→ **PASSAGE GIVEN**:
--------------------

This lesson is well learned now, but the cost of delay has been to put development on hold for a decade in many of these countries. A lesson for the future is the importance of acknowledging reality sooner. (6)

These top Bank officials do not name their employer or any other guilty parties, simply attributing this error of judgment to 'many observers'. One cannot, however, escape noticing the Bank's own contribution to what Summers and Ahmad call 'putting development on hold for a decade', or, as others have termed it, the 'Lost Decade'. This is the closest the Bank has come to 'acknowledging the (political) reality' of the debt crisis.

This short demonstration is not intended to point accusing fingers, however much one might wish to make the Bank accountable for its mistakes. One could make a roughly similar case for the International Monetary Fund. The point is, rather, that the official institutions charged with managing the debt crisis and, if possible, alleviating its effects in the poorest developing countries, have proven themselves unable to foresee or analyze, much less to improve or remedy the situation. Why did these institutions fail to help their clients plan for an ongoing, chronic and 'unsustainable' debt burden - which has nonetheless had to be sustained - as a permanent fact of national life?

Explanations of Failure

Two hypotheses come to mind. The first is that the Bank (or the Fund) simply didn't (and perhaps still doesn't) know what it was doing and didn't take seriously the impact of its policies on its poorer borrowers. If this is the case, one should conclude that hundreds of highly trained economists have been vastly overpaid for a decade or more; or simply that they were not instructed to put the welfare of the Bank's clients uppermost in their minds.

This view is supported by a recent Bank Policy Research Working Paper on commodity exports. It does not require a Ph.D in economics to comprehend that an oversupply of commodities on world markets will inevitably depress prices for all individual country producers. This oversupply - stemming from the export of identical or similar products by a number of producers - is what the Bank's economists call the 'adding-up problem'. The author of the Bank's Working Paper notes that in order to 'maximise welfare', one must first decide for which group one seeks to maximise it, since this decision will determine one's policy recommendations. He says that 'economists inside and outside the World Bank...have argued that the relevant reference group should be the world as a whole'.

The World Bank [is] concerned with promoting development and growth in the developing world (or some region thereof). Presumably, then, [its] concern would be with LDC welfare (or regional welfare) rather than with world welfare. If so, free trade would not be optimal for commodities with an adding-up problem. Under free trade, the increases in output would lead to a deterioration in the terms of trade, with the benefits going to the rich consuming countries and the losses imposed upon the poorer producing countries... the World Bank has generally advocated free trade for the exports of these commodities. This might seem consistent with maximising world welfare, but not with maximising welfare of developing or producing countries... (7)

--------------------

→ **STATED PROBLEM**:
Answer these questions using the passage on the World Bank and the debt crisis above:
1. What other name has been used for "putting development on hold for a decade"?
2. What do the Bank's economists call the oversupply caused by many producers exporting identical or similar products?
3. Which reference group have economists inside and outside the World Bank argued should be used when maximizing welfare?

→ **MATERIAL SUPPLIED**:
--------------------

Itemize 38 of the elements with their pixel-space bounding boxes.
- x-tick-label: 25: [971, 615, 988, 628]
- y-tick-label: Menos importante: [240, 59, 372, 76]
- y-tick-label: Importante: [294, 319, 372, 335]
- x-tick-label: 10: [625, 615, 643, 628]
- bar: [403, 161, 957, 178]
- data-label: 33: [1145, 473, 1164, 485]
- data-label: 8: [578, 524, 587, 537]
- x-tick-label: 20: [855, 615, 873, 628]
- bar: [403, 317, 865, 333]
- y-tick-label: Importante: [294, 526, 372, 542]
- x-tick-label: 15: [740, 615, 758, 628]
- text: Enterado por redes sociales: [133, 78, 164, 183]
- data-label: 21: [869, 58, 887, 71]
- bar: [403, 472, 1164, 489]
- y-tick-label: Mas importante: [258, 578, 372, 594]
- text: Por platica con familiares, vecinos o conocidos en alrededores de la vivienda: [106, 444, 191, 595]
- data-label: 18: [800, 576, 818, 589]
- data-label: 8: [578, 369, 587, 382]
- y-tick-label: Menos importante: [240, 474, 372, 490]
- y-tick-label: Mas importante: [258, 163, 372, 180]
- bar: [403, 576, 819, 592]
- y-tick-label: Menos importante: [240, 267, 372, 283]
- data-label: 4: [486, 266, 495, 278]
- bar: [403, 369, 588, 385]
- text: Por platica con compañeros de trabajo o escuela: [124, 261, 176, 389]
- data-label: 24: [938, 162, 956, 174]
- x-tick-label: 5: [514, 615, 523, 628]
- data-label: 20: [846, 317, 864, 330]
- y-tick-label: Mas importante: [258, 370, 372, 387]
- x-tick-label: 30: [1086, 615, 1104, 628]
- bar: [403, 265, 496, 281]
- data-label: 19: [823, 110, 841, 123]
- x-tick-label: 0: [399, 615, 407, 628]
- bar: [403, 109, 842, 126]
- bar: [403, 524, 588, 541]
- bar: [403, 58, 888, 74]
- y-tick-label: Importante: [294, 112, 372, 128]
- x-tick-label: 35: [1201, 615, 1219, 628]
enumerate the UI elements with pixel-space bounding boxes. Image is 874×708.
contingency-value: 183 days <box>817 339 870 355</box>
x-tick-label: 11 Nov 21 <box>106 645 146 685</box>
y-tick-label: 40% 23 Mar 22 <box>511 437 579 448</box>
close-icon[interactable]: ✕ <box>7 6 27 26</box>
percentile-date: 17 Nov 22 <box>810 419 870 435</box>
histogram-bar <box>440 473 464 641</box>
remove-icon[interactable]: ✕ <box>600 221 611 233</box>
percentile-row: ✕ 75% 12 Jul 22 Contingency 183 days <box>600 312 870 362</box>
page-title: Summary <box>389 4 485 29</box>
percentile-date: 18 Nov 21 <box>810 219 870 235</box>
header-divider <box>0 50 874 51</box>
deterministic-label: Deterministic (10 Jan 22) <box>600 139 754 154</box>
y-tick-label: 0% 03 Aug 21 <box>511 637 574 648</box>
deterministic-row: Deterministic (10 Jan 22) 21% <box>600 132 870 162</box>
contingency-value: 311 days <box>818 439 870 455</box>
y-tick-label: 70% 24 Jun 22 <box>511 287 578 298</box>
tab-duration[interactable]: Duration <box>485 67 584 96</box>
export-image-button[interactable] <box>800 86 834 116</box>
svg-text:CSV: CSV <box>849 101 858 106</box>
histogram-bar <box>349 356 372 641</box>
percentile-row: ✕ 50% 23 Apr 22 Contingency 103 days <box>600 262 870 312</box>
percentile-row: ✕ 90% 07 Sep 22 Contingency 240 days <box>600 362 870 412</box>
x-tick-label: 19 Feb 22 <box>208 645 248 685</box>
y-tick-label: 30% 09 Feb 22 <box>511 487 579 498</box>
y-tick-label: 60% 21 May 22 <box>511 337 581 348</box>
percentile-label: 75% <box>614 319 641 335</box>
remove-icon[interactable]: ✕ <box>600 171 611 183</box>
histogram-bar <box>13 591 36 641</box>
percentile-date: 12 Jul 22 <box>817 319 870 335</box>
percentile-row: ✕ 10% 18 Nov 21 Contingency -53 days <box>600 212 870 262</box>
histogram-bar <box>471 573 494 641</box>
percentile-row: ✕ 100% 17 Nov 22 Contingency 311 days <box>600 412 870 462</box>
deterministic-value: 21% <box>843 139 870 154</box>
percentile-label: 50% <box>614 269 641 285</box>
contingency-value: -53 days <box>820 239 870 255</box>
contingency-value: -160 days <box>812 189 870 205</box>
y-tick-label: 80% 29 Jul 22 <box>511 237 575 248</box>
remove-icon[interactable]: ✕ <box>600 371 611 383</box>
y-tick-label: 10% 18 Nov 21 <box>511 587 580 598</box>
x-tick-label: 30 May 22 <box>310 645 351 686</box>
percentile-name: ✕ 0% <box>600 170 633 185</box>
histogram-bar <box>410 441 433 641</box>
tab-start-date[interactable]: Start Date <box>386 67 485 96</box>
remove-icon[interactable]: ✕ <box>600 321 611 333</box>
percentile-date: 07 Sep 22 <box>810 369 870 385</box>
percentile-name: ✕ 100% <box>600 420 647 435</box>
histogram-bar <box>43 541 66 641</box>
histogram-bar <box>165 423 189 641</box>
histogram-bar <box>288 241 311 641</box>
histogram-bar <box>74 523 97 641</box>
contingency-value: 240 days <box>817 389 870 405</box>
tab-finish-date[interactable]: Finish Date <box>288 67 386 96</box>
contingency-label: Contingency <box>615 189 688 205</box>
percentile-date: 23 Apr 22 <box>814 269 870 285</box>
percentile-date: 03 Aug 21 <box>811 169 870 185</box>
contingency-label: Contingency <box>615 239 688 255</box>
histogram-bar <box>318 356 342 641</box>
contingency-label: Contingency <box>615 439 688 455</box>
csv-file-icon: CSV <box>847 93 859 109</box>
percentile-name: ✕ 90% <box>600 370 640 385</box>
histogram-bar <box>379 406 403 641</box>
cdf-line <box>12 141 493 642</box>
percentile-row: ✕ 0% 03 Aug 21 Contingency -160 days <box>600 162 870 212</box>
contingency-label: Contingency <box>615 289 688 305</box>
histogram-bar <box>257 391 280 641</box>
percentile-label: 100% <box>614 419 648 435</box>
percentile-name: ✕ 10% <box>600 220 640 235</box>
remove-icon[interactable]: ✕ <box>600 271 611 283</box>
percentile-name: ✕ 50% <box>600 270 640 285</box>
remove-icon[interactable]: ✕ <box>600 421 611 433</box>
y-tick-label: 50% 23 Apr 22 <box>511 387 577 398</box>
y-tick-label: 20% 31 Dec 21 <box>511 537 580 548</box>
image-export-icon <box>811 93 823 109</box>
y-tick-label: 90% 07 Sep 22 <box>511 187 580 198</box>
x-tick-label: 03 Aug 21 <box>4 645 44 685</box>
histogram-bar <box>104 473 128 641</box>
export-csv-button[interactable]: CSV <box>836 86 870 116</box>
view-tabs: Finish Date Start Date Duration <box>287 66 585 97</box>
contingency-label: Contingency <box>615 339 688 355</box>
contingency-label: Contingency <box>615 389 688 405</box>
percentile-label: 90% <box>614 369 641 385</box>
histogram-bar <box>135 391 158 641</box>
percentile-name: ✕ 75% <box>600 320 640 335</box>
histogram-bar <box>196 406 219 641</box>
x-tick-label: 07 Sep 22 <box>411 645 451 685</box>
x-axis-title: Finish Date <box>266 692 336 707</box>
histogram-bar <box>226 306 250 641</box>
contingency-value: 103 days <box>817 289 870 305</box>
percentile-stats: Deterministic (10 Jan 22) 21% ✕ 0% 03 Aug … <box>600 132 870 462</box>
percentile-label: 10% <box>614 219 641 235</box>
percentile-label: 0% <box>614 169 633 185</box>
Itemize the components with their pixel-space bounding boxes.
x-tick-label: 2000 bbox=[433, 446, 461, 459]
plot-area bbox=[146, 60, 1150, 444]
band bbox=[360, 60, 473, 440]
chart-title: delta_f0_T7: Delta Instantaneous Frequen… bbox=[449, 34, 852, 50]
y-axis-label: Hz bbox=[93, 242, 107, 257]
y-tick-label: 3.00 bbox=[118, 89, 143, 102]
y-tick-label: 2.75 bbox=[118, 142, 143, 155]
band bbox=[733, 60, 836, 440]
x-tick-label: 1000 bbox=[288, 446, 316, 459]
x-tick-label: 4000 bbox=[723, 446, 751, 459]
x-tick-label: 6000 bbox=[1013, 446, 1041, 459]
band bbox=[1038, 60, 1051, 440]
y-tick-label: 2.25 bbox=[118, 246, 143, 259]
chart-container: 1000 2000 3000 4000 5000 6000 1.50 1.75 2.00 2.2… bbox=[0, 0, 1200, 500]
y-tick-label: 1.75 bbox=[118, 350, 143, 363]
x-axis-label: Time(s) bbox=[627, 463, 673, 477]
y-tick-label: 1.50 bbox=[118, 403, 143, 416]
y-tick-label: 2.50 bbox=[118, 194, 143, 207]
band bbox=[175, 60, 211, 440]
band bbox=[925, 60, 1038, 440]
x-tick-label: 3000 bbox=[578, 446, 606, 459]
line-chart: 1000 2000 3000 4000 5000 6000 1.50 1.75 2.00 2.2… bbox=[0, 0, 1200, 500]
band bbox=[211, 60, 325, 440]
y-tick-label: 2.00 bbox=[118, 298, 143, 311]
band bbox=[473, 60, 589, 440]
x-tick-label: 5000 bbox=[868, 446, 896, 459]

--------------------

→ **FINAL RESULT**:
1. The "Lost Decade."
2. The "adding-up problem."
3. The world as a whole.